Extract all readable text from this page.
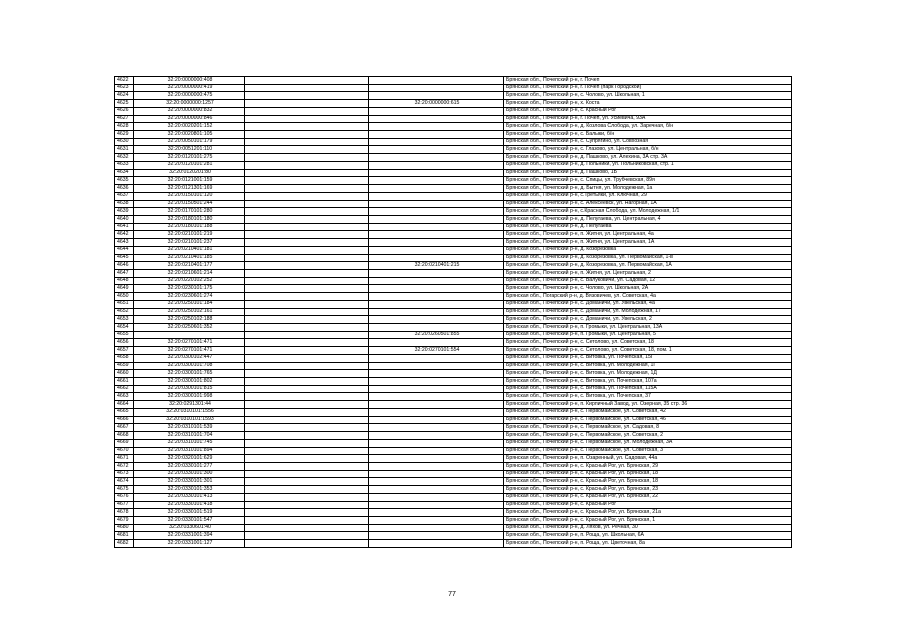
4622	32:20:0000000:408			Брянская обл., Почепский р-н, г. Почеп
4623	32:20:0000000:419			Брянская обл., Почепский р-н, г. Почеп (парк Городской)
4624	32:20:0000000:475			Брянская обл., Почепский р-н, с. Чолово, ул. Школьная, 1
4625	32:20:0000000:1257		32:20:0000000:615	Брянская обл., Почепский р-н, х. Коста
4626	32:20:0000000:832			Брянская обл., Почепский р-н, с. Красный Рог
4627	32:20:0000000:846			Брянская обл., Почепский р-н, г. Почеп, ул. Усиевича, 93А
4628	32:20:0020201:152			Брянская обл., Почепский р-н, д. Козлова Слобода, ул. Заречная, б/н
4629	32:20:0020801:105			Брянская обл., Почепский р-н, с. Балыки, б/н
4630	32:20:0050101:179			Брянская обл., Почепский р-н, с. Супрягино, ул. Совхозная
4631	32:20:0051201:110			Брянская обл., Почепский р-н, с. Глазово, ул. Центральная, б/н
4632	32:20:0120101:275			Брянская обл., Почепский р-н, д. Пашково, ул. Алехина, 3А стр. 3А
4633	32:20:0120101:281			Брянская обл., Почепский р-н, д. Польники, ул. Польниковская, стр. 1
4634	32:20:0120201:80			Брянская обл., Почепский р-н, д. Пашково, 1Б
4635	32:20:0121001:159			Брянская обл., Почепский р-н, с. Спицы, ул. Трубчевская, 89я
4636	32:20:0121301:169			Брянская обл., Почепский р-н, д. Бытня, ул. Молодежная, 1а
4637	32:20:0150101:120			Брянская обл., Почепский р-н, с.Третьяки, ул. Ключная, 29
4638	32:20:0150501:244			Брянская обл., Почепский р-н, с. Алексеевск, ул. Нагорная, 1А
4639	32:20:0170101:280			Брянская обл., Почепский р-н, с.Красная Слобода, ул. Молодежная, 1/1
4640	32:20:0180101:180			Брянская обл., Почепский р-н, д. Пелугаева, ул. Центральная, 4
4641	32:20:0180101:188			Брянская обл., Почепский р-н, д. Пелугаева
4642	32:20:0210101:219			Брянская обл., Почепский р-н, п. Житня, ул. Центральная, 4а
4643	32:20:0210101:237			Брянская обл., Почепский р-н, п. Житня, ул. Центральная, 1А
4644	32:20:0210401:181			Брянская обл., Почепский р-н, д. Козорезовка
4645	32:20:0210401:185			Брянская обл., Почепский р-н, д. Козорезовка, ул. Первомайская, 1-в
4646	32:20:0210401:177		32:20:0210401:215	Брянская обл., Почепский р-н, д. Козорезовка, ул. Первомайская, 1А
4647	32:20:0210601:214			Брянская обл., Почепский р-н, п. Житня, ул. Центральная, 2
4648	32:20:0220102:252			Брянская обл., Почепский р-н, с. Валуковичи, ул. Садовая, 12
4649	32:20:0230101:175			Брянская обл., Почепский р-н, с. Чолово, ул. Школьная, 2А
4650	32:20:0230601:274			Брянская обл., Погарский р-н, д. Вязовичев, ул. Советская, 4а
4651	32:20:0250101:184			Брянская обл., Почепский р-н, с. Доманичи, ул. Увельская, 4а
4652	32:20:0250102:161			Брянская обл., Почепский р-н, с. Доманичи, ул. Молодежная, 17
4653	32:20:0250102:188			Брянская обл., Почепский р-н, с. Доманичи, ул. Увельская, 2
4654	32:20:0250601:352			Брянская обл., Почепский р-н, п. Громыки, ул. Центральная, 13А
4655			32:20:0260501:855	Брянская обл., Почепский р-н, п. Громыки, ул. Центральная, 5
4656	32:20:0270101:471			Брянская обл., Почепский р-н, с. Сетолово, ул. Советская, 18
4657	32:20:0270101:471		32:20:0270101:554	Брянская обл., Почепский р-н, с. Сетолово, ул. Советская, 18, пом. 1
4658	32:20:0300102:447			Брянская обл., Почепский р-н, с. Витовка, ул. Почепская, 15Г
4659	32:20:0300101:708			Брянская обл., Почепский р-н, с. Витовка, ул. Молодежная, 1Г
4660	32:20:0300101:765			Брянская обл., Почепский р-н, с. Витовка, ул. Молодежная, 1Д
4661	32:20:0300101:802			Брянская обл., Почепский р-н, с. Витовка, ул. Почепская, 107а
4662	32:20:0300101:815			Брянская обл., Почепский р-н, с. Витовка, ул. Почепская, 115А
4663	32:20:0300101:998			Брянская обл., Почепский р-н, с. Витовка, ул. Почепская, 37
4664	32:20:0291301:44			Брянская обл., Почепский р-н, п. Кирпичный Завод, ул. Озерная, 35 стр. 36
4665	32:20:0310101:1556			Брянская обл., Почепский р-н, с. Первомайское, ул. Советская, 42
4666	32:20:0310101:1593			Брянская обл., Почепский р-н, с. Первомайское, ул. Советская, 46
4667	32:20:0310101:539			Брянская обл., Почепский р-н, с. Первомайское, ул. Садовая, 8
4668	32:20:0310101:704			Брянская обл., Почепский р-н, с. Первомайское, ул. Советская, 2
4669	32:20:0310101:745			Брянская обл., Почепский р-н, с. Первомайское, ул. Молодежная, 3А
4670	32:20:0310101:894			Брянская обл., Почепский р-н, с. Первомайское, ул. Советская, 3
4671	32:20:0320101:629			Брянская обл., Почепский р-н, п. Озаренный, ул. Садовая, 44а
4672	32:20:0330101:277			Брянская обл., Почепский р-н, с. Красный Рог, ул. Брянская, 29
4673	32:20:0330101:300			Брянская обл., Почепский р-н, с. Красный Рог, ул. Брянская, 18
4674	32:20:0330101:301			Брянская обл., Почепский р-н, с. Красный Рог, ул. Брянская, 18
4675	32:20:0330101:353			Брянская обл., Почепский р-н, с. Красный Рог, ул. Брянская, 23
4676	32:20:0330101:413			Брянская обл., Почепский р-н, с. Красный Рог, ул. Брянская, 22
4677	32:20:0330101:418			Брянская обл., Почепский р-н, с. Красный Рог
4678	32:20:0330101:519			Брянская обл., Почепский р-н, с. Красный Рог, ул. Брянская, 21а
4679	32:20:0330101:547			Брянская обл., Почепский р-н, с. Красный Рог, ул. Брянская, 1
4680	32:20:0330601:40			Брянская обл., Почепский р-н, д. Ляхов, ул. Речная, 30
4681	32:20:0331001:394			Брянская обл., Почепский р-н, п. Роща, ул. Школьная, 6А
4682	32:20:0331001:127			Брянская обл., Почепский р-н, п. Роща, ул. Цветочная, 8а
77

+++

• [Task] List each line in the listing that contains the string "Витовка".

• [Response]
4658	32:20:0300102:447			Брянская обл., Почепский р-н, с. Витовка, ул. Почепская, 15Г
4659	32:20:0300101:708			Брянская обл., Почепский р-н, с. Витовка, ул. Молодежная, 1Г
4660	32:20:0300101:765			Брянская обл., Почепский р-н, с. Витовка, ул. Молодежная, 1Д
4661	32:20:0300101:802			Брянская обл., Почепский р-н, с. Витовка, ул. Почепская, 107а
4662	32:20:0300101:815			Брянская обл., Почепский р-н, с. Витовка, ул. Почепская, 115А
4663	32:20:0300101:998			Брянская обл., Почепский р-н, с. Витовка, ул. Почепская, 37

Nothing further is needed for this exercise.